START

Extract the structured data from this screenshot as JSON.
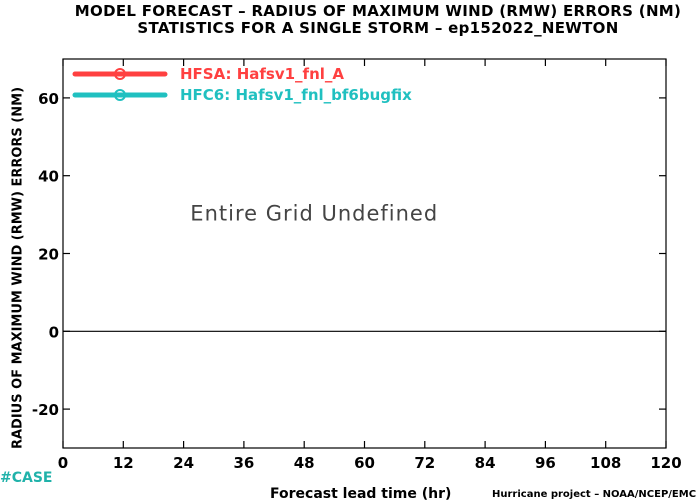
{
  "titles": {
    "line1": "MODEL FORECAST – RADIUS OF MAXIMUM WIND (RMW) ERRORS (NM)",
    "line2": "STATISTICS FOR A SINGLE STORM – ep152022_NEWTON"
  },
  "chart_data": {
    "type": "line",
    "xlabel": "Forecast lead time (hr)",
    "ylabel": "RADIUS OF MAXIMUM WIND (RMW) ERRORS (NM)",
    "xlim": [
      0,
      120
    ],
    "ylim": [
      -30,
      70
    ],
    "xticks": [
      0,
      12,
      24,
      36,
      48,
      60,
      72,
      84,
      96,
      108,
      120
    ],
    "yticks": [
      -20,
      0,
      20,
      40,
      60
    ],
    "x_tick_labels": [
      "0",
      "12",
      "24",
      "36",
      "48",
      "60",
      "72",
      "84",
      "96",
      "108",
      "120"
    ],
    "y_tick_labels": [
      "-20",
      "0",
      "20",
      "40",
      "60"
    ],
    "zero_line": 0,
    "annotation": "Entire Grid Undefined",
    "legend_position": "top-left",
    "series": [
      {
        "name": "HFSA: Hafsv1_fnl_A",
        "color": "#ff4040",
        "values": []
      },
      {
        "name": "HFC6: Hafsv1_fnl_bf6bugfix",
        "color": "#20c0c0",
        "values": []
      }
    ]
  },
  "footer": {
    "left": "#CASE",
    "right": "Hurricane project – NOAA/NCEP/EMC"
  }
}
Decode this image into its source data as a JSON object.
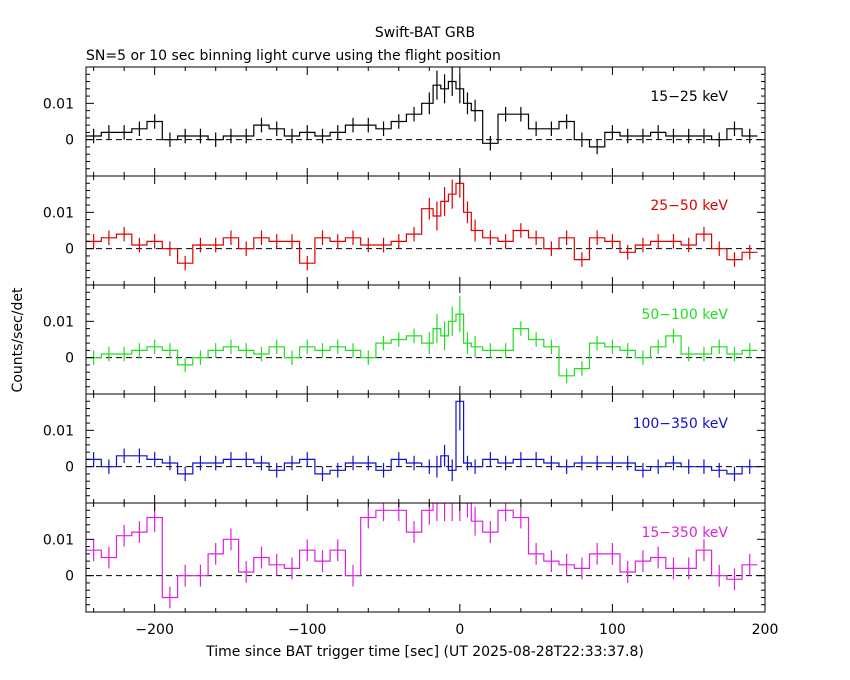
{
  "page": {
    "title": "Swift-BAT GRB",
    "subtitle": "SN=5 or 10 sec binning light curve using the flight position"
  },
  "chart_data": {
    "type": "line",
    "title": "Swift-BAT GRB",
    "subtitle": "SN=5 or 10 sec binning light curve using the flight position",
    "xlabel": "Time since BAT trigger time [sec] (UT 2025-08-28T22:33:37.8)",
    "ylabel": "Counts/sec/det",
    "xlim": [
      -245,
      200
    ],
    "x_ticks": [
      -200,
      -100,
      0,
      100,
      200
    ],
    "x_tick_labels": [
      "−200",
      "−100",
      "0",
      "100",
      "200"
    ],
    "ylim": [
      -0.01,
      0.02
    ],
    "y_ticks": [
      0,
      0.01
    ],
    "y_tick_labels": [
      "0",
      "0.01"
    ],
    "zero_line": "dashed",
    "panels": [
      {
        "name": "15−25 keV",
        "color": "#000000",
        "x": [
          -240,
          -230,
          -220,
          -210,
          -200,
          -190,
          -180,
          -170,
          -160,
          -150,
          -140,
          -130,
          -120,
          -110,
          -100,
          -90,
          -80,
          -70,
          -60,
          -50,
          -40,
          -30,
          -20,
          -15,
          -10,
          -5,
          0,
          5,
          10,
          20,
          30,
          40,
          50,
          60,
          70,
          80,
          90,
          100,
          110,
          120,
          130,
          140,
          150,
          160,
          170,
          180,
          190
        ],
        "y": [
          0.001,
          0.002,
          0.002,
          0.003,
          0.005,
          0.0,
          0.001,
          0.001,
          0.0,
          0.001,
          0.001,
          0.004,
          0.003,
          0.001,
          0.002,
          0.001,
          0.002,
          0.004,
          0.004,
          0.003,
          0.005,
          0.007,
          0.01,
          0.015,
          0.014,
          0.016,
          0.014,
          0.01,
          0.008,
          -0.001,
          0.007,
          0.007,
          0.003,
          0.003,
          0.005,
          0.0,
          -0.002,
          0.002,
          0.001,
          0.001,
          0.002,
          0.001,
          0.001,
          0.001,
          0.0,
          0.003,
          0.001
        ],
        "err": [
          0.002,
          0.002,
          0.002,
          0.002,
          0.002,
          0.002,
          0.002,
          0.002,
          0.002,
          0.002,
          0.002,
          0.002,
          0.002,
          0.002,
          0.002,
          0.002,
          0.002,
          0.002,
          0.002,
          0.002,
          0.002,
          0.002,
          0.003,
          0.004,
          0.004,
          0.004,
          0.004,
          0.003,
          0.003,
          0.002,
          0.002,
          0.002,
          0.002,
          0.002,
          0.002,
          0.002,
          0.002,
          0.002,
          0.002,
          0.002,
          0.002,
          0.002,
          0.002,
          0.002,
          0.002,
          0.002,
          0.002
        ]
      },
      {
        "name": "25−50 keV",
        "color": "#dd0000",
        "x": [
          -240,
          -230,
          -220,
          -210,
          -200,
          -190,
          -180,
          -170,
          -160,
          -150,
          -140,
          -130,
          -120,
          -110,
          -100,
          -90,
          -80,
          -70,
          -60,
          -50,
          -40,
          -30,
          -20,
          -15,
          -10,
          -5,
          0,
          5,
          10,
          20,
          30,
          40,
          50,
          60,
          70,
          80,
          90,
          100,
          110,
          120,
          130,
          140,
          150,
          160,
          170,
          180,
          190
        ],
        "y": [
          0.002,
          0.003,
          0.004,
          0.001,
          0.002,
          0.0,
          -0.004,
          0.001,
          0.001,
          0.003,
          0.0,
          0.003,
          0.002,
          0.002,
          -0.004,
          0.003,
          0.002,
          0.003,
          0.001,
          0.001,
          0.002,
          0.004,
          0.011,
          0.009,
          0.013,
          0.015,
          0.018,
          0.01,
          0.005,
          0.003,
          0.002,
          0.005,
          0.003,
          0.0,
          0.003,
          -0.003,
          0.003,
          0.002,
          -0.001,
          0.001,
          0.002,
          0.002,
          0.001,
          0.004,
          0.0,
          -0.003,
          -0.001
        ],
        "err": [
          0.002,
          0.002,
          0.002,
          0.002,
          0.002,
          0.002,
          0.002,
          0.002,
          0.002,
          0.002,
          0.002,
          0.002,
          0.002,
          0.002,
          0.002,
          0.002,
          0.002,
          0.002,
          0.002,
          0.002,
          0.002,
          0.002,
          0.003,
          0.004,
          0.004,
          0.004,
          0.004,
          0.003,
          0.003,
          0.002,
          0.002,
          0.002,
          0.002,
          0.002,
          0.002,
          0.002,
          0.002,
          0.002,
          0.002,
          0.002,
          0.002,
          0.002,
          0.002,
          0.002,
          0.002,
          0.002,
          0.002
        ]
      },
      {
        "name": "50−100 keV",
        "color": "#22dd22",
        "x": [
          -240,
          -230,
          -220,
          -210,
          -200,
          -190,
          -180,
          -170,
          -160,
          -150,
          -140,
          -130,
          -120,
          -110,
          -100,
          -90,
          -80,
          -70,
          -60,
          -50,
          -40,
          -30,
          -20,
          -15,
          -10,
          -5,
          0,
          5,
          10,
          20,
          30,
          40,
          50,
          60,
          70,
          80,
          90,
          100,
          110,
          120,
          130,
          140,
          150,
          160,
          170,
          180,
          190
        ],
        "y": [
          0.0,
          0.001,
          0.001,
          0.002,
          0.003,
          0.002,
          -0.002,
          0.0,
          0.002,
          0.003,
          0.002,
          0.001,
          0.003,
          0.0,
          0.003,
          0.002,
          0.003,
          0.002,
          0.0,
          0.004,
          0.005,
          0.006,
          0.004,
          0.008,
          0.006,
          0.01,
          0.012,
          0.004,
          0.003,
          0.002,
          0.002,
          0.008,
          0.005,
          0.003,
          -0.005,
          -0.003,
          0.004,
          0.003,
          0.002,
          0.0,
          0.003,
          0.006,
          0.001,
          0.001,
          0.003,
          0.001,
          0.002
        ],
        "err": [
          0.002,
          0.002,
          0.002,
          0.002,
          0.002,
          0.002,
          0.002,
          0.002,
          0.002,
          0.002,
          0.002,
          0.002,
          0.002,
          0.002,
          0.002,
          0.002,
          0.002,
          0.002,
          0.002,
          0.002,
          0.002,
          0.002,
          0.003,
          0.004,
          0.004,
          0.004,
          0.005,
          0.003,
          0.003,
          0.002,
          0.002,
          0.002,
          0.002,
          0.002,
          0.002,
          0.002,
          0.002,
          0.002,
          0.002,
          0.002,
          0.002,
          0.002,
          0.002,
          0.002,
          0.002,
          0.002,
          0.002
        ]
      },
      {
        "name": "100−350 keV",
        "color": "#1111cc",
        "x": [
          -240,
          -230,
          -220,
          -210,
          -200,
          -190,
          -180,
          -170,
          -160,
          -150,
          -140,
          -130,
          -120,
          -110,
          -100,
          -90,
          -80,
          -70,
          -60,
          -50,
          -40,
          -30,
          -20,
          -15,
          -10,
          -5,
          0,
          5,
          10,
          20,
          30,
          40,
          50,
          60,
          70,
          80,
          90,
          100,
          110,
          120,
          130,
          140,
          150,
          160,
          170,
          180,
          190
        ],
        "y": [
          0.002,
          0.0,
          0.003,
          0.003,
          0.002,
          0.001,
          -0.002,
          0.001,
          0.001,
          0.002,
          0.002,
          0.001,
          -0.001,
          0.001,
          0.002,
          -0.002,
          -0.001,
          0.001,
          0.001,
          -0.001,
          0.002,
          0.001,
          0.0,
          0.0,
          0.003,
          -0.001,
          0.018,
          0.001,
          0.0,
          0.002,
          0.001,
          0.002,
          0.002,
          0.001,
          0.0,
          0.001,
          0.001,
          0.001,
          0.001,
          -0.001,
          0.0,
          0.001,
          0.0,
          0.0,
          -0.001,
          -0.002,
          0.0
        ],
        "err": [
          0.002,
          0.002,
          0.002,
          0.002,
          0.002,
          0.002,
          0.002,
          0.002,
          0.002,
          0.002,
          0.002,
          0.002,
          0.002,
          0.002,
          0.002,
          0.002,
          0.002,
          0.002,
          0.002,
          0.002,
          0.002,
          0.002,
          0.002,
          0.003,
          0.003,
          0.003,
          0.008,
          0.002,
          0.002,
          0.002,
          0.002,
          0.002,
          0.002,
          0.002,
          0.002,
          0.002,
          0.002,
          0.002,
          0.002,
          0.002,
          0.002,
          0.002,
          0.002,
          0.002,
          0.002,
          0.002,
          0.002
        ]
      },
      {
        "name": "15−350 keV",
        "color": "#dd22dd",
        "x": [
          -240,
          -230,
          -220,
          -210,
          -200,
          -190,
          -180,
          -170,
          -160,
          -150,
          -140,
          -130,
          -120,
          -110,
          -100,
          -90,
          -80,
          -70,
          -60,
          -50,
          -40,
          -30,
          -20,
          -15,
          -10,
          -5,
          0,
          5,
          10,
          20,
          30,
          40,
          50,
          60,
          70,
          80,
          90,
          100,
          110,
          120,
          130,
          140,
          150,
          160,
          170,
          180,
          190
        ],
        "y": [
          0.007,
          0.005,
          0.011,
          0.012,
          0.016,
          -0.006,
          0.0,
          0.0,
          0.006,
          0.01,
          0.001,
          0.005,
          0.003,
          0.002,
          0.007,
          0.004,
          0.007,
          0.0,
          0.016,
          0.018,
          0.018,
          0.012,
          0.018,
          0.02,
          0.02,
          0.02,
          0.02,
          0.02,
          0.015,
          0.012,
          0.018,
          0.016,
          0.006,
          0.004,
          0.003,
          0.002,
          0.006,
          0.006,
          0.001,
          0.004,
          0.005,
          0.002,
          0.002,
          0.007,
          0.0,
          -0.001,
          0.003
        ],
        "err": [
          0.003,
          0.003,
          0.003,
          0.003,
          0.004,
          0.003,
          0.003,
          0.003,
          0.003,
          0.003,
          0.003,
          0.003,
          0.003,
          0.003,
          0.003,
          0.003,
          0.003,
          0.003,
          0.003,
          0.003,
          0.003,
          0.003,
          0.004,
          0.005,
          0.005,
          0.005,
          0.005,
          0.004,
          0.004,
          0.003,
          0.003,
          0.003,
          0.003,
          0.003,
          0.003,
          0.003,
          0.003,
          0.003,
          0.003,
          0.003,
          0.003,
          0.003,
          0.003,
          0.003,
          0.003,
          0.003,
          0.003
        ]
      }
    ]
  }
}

END

Task instructions: Take each line of the material that contains the word "using" and list it.

Solution to this problem:
    "subtitle": "SN=5 or 10 sec binning light curve using the flight position"
    "subtitle": "SN=5 or 10 sec binning light curve using the flight position",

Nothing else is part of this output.